**Supplied information**
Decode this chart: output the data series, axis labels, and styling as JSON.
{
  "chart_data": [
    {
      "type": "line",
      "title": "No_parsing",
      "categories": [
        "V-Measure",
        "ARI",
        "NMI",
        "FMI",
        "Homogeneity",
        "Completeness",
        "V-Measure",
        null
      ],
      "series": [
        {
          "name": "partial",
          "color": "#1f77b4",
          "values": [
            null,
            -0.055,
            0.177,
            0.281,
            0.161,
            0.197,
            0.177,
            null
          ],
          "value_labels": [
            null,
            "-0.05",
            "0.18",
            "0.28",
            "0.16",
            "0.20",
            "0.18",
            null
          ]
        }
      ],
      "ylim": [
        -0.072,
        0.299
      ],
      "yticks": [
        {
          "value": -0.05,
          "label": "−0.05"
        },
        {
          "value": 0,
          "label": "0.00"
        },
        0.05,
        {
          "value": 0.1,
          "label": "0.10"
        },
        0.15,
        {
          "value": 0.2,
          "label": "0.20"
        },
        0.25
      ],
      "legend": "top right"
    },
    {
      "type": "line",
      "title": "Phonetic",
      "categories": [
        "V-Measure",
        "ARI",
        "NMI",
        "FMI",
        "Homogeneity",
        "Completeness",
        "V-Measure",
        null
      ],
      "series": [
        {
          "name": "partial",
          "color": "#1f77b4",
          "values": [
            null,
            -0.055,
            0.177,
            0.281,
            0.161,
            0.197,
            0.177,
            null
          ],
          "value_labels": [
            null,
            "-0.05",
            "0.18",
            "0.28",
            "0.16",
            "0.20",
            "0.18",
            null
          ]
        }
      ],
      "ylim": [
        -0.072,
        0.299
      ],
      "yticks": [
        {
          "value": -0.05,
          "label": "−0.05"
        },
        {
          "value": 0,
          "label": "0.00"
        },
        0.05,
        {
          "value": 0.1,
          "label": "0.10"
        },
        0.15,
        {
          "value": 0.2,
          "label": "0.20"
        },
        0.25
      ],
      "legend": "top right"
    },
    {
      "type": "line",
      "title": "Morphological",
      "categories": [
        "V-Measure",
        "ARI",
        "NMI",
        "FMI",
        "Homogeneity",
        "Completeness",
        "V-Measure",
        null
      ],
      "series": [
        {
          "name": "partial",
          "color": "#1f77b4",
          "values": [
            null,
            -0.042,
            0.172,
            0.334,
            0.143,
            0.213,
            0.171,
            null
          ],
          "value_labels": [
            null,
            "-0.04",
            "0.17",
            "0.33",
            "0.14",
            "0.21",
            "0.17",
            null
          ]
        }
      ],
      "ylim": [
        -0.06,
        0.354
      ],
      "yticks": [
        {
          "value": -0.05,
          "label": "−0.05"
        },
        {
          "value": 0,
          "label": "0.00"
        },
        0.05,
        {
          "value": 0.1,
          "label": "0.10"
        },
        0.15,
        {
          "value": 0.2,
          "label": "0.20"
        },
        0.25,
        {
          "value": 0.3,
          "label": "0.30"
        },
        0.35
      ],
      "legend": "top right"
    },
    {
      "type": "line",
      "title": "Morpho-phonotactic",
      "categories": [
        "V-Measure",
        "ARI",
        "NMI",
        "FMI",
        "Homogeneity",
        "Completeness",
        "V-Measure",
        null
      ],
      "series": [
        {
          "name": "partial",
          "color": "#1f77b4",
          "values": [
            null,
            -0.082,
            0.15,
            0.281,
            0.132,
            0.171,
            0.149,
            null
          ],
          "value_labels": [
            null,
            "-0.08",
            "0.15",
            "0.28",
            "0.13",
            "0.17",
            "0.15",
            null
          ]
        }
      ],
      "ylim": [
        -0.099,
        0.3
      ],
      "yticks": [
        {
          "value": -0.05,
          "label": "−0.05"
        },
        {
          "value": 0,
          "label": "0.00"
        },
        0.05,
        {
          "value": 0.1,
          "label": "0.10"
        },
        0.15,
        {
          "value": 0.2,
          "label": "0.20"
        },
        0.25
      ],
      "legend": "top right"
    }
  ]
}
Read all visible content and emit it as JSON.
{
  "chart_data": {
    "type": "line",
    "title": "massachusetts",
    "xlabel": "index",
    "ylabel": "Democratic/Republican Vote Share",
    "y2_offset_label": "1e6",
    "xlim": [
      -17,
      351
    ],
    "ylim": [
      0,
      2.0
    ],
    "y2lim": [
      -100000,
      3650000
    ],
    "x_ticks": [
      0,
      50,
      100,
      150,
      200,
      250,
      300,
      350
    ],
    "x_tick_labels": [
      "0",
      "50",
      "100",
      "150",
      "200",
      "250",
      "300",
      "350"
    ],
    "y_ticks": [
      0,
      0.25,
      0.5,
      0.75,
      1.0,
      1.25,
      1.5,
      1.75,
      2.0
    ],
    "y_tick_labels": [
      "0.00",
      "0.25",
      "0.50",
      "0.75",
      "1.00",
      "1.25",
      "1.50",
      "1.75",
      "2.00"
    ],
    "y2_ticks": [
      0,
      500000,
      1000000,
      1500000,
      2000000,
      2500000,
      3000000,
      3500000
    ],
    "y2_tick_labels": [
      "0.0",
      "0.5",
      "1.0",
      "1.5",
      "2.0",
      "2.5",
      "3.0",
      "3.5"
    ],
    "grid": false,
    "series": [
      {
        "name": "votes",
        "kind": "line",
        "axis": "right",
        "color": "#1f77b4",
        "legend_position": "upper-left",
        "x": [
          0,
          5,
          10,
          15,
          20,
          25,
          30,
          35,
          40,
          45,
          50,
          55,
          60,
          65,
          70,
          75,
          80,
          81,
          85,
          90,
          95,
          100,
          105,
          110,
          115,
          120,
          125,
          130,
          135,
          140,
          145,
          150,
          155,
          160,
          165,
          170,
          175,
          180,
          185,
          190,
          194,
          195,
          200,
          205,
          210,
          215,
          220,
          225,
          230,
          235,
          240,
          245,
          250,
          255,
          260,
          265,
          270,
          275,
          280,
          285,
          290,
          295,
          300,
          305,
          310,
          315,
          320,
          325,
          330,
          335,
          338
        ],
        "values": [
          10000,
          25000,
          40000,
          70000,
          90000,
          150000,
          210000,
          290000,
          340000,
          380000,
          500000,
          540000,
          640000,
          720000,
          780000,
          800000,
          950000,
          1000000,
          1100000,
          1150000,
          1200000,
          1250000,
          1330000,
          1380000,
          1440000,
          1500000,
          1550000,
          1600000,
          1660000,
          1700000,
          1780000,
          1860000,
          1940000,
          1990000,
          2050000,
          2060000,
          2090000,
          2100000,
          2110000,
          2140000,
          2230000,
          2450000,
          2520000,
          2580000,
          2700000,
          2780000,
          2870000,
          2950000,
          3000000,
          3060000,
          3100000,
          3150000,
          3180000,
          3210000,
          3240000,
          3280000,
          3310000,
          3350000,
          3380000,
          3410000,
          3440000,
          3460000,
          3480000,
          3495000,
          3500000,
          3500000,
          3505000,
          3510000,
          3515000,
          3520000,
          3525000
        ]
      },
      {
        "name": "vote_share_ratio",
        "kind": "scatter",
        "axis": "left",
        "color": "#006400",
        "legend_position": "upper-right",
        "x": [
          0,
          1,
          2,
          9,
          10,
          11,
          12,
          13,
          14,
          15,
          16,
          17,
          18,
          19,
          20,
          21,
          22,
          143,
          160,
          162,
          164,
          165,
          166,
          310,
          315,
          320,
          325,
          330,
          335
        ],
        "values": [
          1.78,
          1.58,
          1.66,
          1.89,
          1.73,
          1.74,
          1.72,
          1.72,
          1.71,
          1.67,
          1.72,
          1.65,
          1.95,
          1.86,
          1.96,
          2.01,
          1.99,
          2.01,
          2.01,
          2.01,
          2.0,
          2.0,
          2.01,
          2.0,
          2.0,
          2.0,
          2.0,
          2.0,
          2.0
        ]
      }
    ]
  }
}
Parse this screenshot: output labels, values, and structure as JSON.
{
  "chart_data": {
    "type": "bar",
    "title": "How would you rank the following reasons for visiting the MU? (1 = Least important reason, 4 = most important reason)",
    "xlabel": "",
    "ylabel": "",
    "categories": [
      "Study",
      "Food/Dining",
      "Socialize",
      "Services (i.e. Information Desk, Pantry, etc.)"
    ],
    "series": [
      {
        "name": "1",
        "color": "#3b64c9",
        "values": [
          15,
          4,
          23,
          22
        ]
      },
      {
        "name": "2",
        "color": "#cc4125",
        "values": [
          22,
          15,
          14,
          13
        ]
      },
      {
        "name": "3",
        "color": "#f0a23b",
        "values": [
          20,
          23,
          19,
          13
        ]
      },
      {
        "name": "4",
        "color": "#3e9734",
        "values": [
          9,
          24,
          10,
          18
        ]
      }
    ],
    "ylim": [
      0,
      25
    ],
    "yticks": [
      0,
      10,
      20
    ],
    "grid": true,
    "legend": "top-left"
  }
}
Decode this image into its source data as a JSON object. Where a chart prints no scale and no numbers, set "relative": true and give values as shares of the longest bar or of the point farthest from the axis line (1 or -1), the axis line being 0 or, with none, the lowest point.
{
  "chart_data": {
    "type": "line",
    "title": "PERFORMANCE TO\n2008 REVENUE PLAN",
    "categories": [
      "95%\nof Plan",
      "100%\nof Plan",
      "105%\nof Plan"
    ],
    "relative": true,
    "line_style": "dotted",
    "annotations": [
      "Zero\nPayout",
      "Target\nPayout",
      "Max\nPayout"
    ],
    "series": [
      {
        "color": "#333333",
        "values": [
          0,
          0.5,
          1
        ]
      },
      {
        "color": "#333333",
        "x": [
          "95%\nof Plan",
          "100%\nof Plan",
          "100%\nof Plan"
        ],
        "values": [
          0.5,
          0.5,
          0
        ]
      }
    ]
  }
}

**Task details**
Looking at the data above, how many lines hold the word "upper"? Respond with the number alone.

**Right answer**
2